§ **What to do**
Work out the number of lines in the listing that include the string "content". Reply with that number alone.

>> begin Excerpted records

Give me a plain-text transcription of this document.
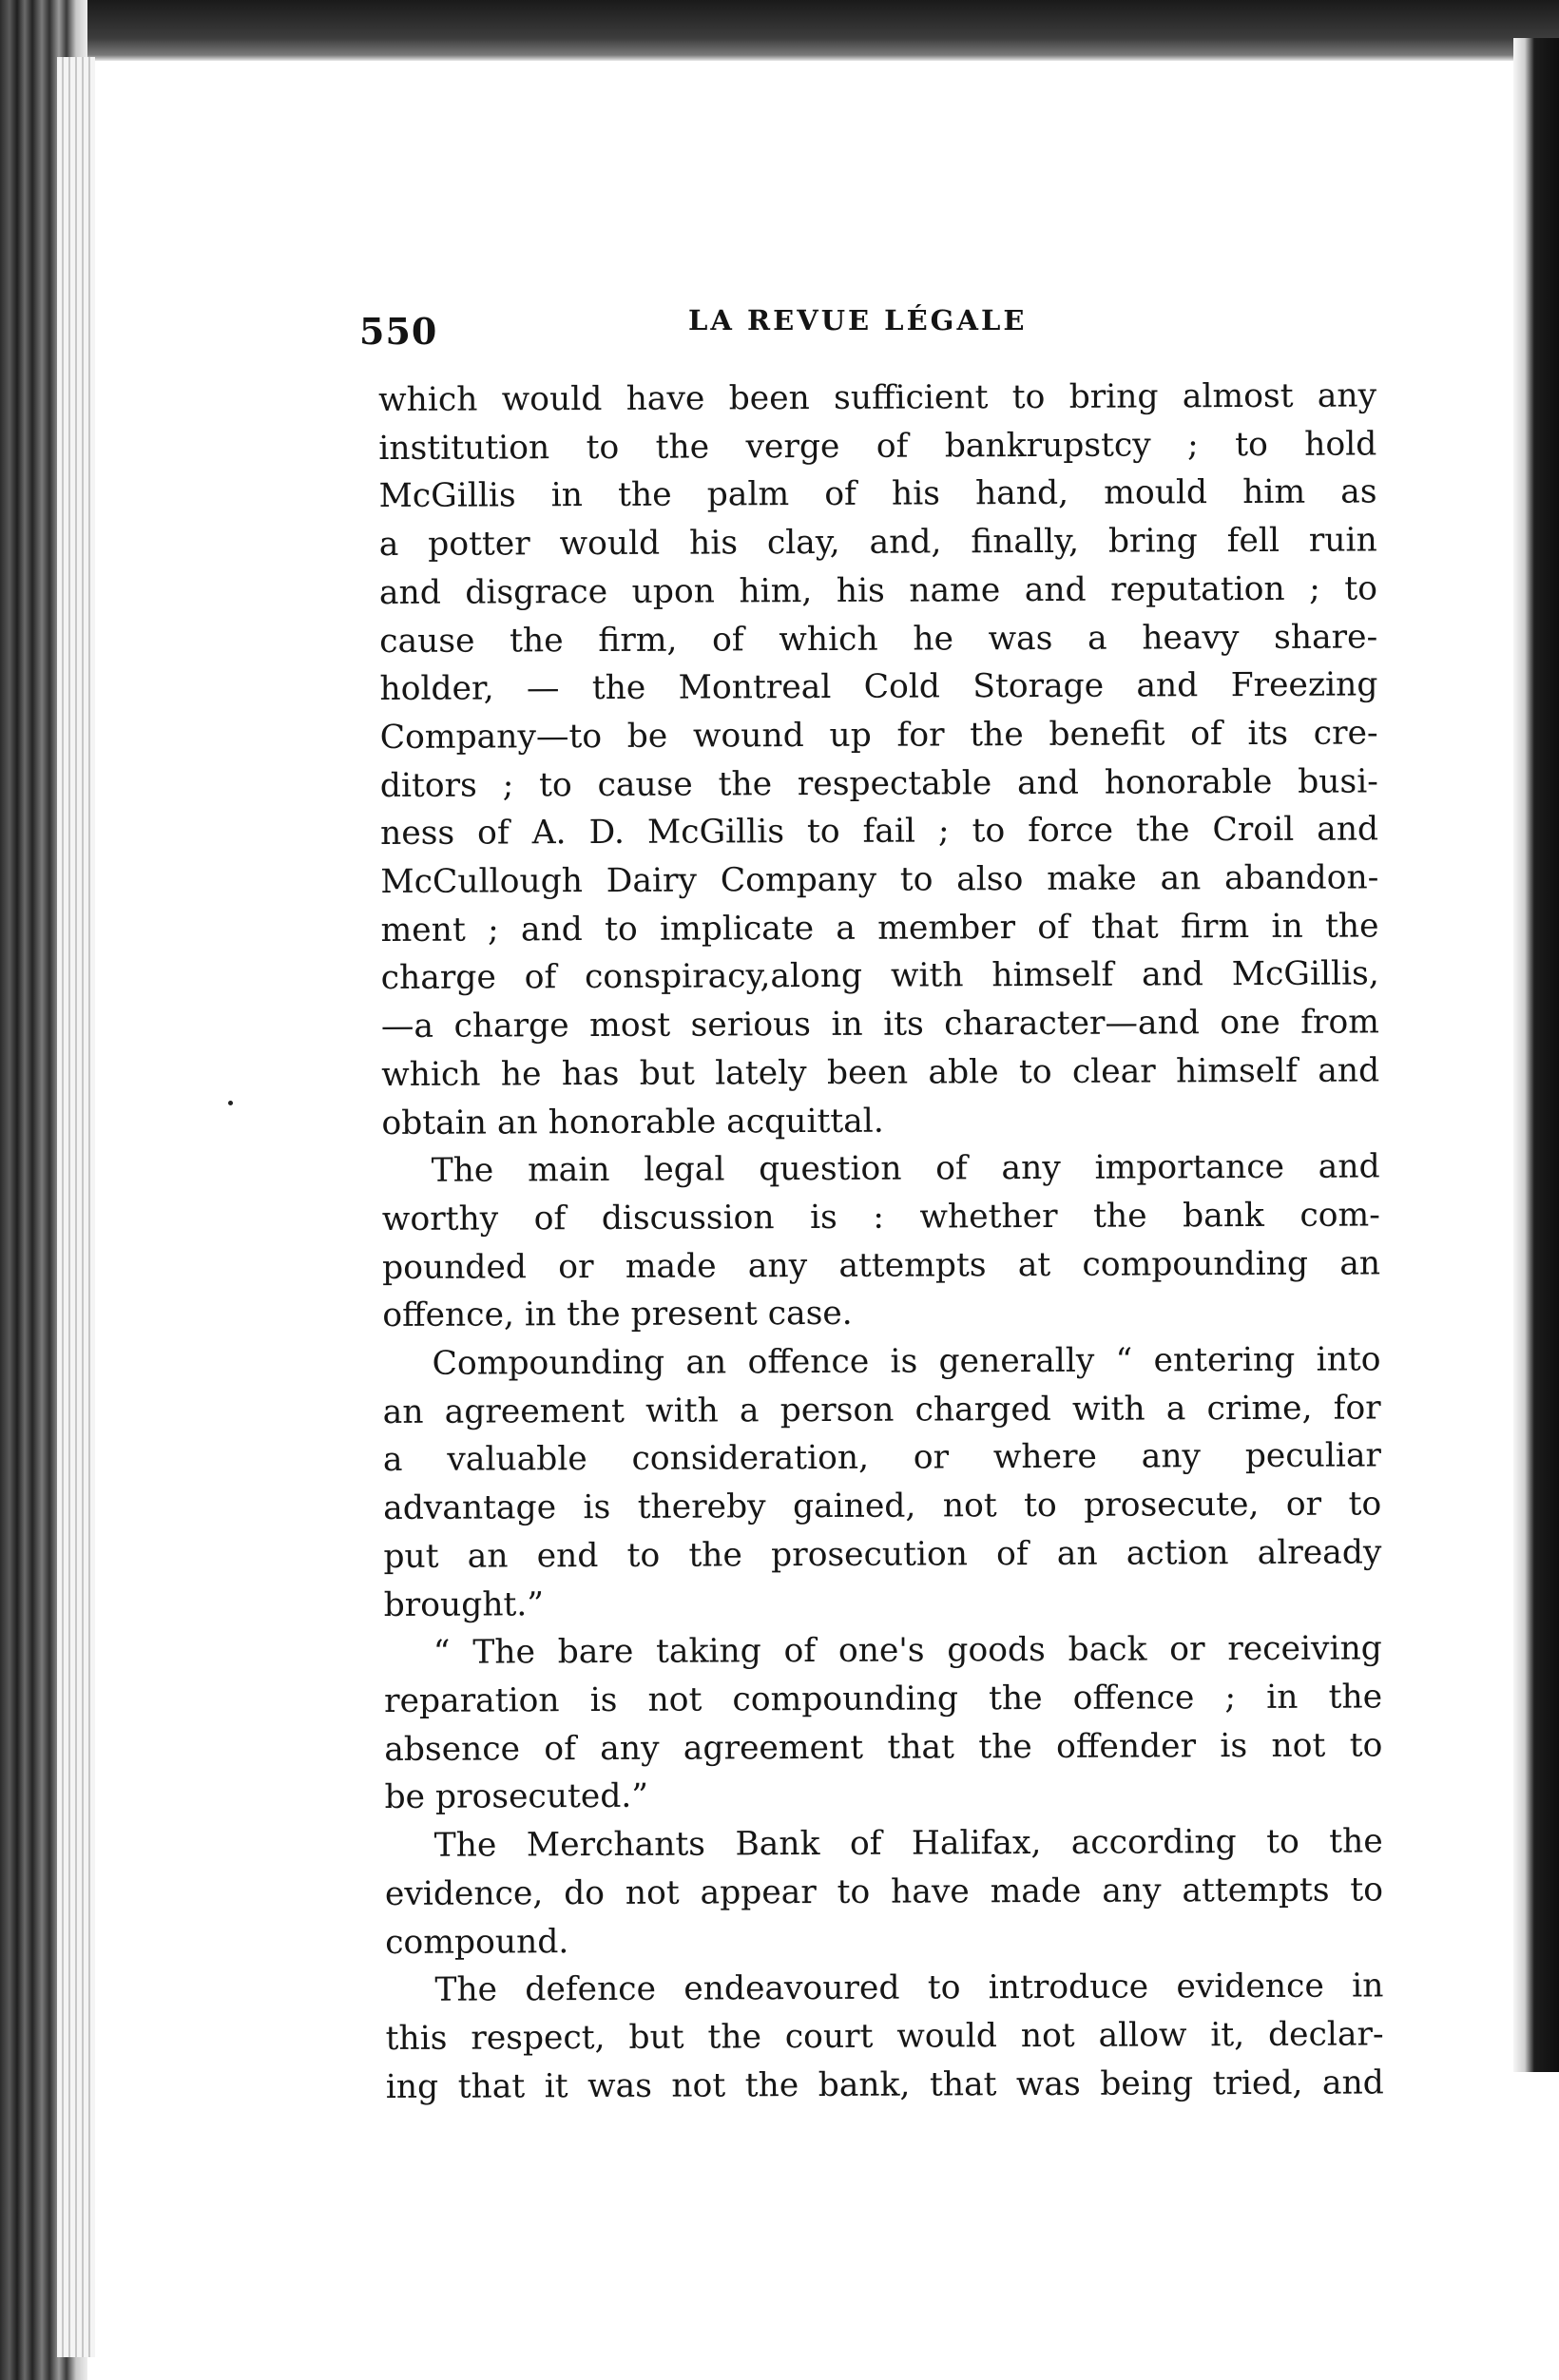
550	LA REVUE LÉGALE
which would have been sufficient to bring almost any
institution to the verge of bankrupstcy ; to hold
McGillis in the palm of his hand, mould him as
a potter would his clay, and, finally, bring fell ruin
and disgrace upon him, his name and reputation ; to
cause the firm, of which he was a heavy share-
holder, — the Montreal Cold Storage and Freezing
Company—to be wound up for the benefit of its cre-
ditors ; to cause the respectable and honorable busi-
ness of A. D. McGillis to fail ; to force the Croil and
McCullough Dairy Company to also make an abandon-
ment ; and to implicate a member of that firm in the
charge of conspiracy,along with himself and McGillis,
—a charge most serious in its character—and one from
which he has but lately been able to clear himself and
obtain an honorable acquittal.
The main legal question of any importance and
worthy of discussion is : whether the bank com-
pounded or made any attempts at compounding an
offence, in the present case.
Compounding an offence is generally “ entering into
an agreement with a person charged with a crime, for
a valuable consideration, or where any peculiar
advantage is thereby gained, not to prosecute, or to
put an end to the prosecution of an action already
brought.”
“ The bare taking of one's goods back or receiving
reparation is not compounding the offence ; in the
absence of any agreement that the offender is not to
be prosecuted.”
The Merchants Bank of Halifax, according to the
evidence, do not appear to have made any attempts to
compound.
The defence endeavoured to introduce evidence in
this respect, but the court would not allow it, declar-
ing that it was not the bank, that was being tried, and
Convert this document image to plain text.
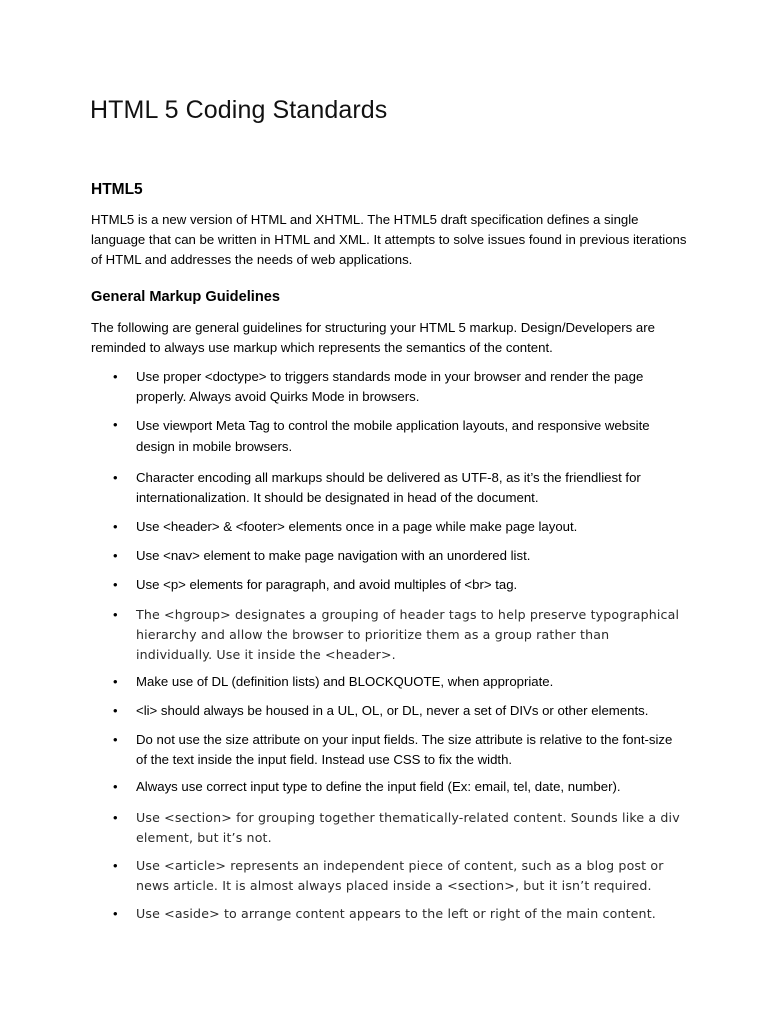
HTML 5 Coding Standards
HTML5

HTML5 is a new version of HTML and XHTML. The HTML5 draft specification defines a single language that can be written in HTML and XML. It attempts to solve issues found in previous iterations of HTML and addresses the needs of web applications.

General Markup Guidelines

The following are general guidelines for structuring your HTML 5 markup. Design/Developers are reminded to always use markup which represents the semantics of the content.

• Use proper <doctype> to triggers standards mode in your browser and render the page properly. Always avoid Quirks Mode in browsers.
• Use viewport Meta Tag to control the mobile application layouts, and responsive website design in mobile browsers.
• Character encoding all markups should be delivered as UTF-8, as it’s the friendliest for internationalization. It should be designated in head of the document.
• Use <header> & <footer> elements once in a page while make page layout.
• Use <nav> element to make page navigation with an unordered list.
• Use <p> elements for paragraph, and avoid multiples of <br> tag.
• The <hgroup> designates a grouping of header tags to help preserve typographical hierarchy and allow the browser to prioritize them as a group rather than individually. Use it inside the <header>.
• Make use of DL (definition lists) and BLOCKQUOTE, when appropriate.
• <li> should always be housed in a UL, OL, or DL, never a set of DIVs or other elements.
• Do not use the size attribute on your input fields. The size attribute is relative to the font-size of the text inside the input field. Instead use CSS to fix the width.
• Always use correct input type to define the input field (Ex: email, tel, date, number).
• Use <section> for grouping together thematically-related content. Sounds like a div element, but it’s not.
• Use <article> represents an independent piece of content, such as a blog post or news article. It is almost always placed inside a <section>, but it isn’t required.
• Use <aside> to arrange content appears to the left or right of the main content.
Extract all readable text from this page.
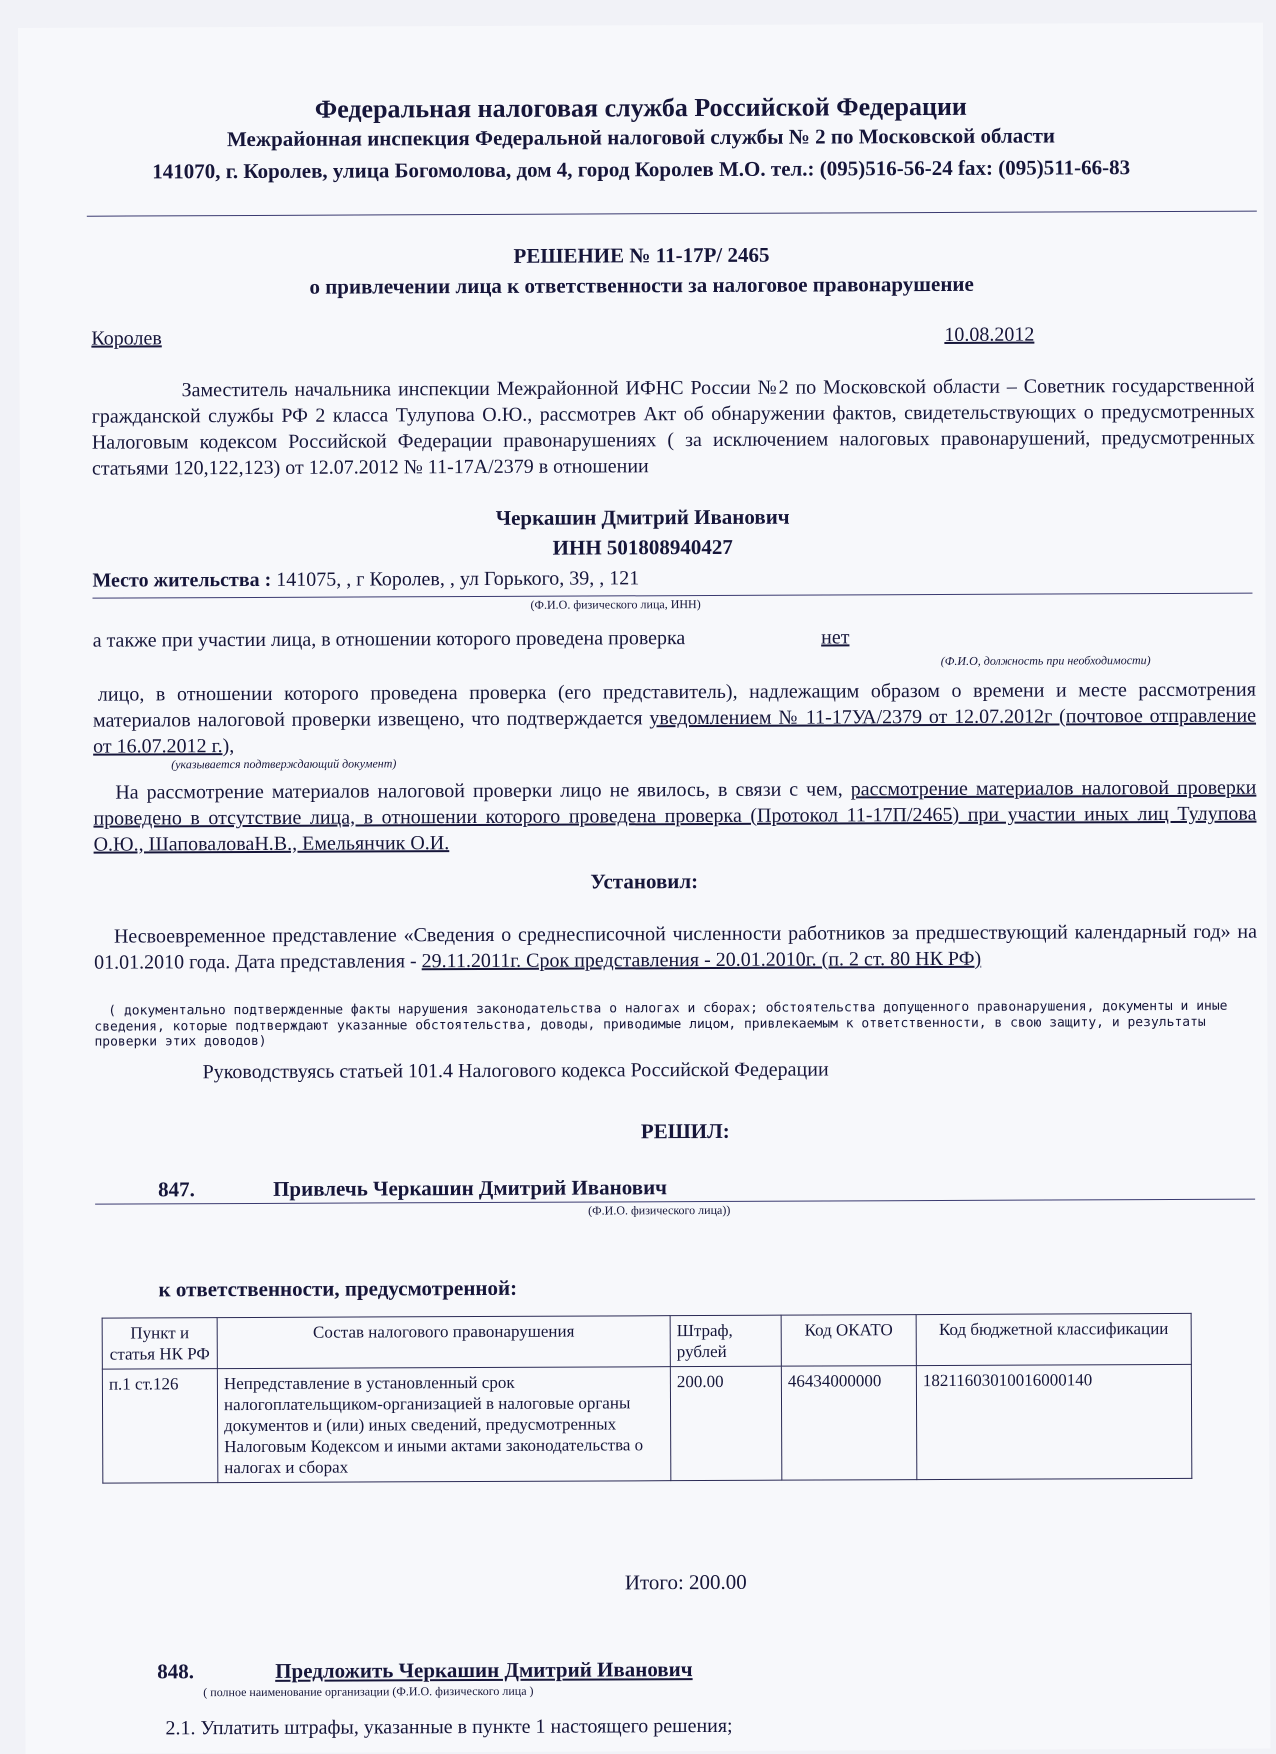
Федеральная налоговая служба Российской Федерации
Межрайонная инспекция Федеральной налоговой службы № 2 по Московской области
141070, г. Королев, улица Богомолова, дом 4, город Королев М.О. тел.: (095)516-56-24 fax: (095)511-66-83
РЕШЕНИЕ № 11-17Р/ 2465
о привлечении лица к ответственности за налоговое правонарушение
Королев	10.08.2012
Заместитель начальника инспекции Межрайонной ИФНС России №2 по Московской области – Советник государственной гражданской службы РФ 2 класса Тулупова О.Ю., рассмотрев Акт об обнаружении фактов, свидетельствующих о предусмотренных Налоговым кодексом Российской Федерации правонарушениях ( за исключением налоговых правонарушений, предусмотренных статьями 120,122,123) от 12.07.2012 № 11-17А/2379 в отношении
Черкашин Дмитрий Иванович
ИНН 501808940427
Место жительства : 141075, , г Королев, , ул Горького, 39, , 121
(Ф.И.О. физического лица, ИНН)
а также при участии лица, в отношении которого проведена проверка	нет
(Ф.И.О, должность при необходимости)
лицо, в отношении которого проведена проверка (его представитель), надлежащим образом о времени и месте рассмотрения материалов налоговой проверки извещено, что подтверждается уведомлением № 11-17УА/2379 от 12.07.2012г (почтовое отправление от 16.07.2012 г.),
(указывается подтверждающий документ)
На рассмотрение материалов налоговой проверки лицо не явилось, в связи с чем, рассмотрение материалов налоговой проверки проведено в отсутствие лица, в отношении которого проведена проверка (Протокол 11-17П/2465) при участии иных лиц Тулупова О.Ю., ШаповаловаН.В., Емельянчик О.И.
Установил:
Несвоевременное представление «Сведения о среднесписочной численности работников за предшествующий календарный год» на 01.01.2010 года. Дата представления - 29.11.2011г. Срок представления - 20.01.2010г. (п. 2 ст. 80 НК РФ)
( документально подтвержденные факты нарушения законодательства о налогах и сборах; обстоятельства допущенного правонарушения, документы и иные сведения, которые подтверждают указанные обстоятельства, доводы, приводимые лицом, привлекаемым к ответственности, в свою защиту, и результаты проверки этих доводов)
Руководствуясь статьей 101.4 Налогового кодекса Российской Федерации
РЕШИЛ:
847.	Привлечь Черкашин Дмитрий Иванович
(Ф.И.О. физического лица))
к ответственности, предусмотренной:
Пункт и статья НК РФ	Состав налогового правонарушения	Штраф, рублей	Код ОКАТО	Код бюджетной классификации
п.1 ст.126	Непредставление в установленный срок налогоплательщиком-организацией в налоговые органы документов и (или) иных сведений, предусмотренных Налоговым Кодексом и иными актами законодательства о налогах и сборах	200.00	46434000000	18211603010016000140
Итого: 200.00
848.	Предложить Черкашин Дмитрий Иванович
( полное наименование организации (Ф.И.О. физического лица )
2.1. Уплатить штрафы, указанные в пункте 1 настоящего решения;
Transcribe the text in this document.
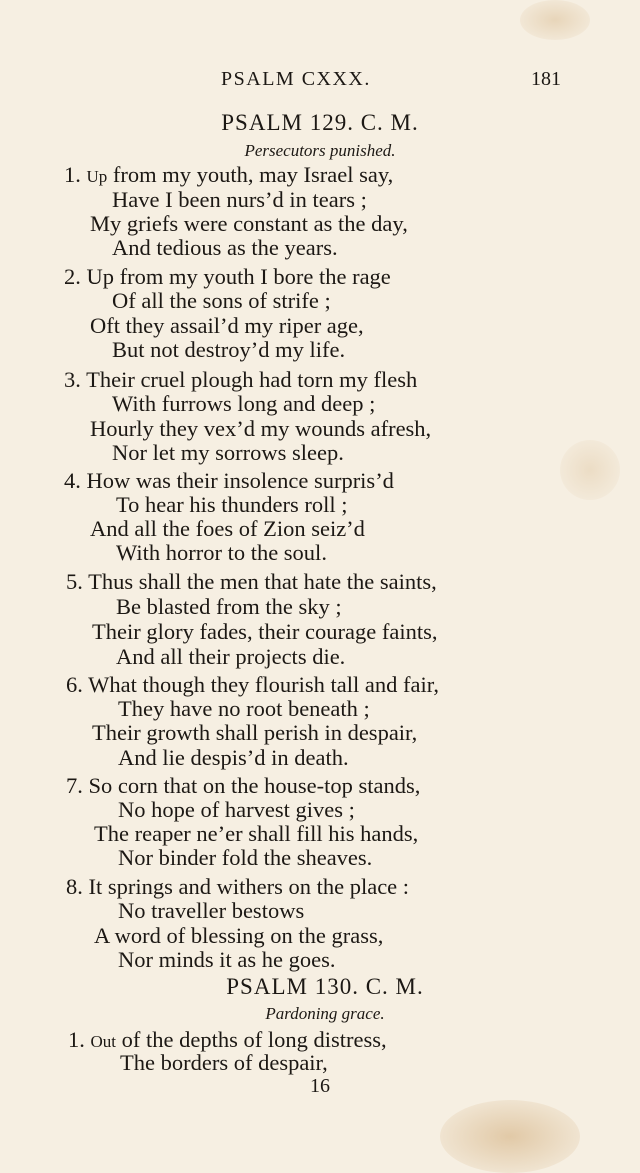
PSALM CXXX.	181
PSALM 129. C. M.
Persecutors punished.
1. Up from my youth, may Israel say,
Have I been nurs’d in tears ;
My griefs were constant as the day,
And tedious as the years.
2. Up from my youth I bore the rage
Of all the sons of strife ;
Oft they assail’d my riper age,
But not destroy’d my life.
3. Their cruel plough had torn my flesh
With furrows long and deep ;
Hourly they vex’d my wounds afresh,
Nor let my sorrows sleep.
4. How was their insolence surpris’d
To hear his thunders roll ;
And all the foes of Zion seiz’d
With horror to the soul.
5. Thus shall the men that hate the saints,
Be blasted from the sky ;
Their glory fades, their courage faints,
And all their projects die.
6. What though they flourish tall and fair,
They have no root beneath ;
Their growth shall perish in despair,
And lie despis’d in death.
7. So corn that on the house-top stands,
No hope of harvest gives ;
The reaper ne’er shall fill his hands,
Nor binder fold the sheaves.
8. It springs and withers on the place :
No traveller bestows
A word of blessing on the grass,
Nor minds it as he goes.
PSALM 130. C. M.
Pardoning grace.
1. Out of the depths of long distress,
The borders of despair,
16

>> end Excerpted records

§ **Output of the exercise**
4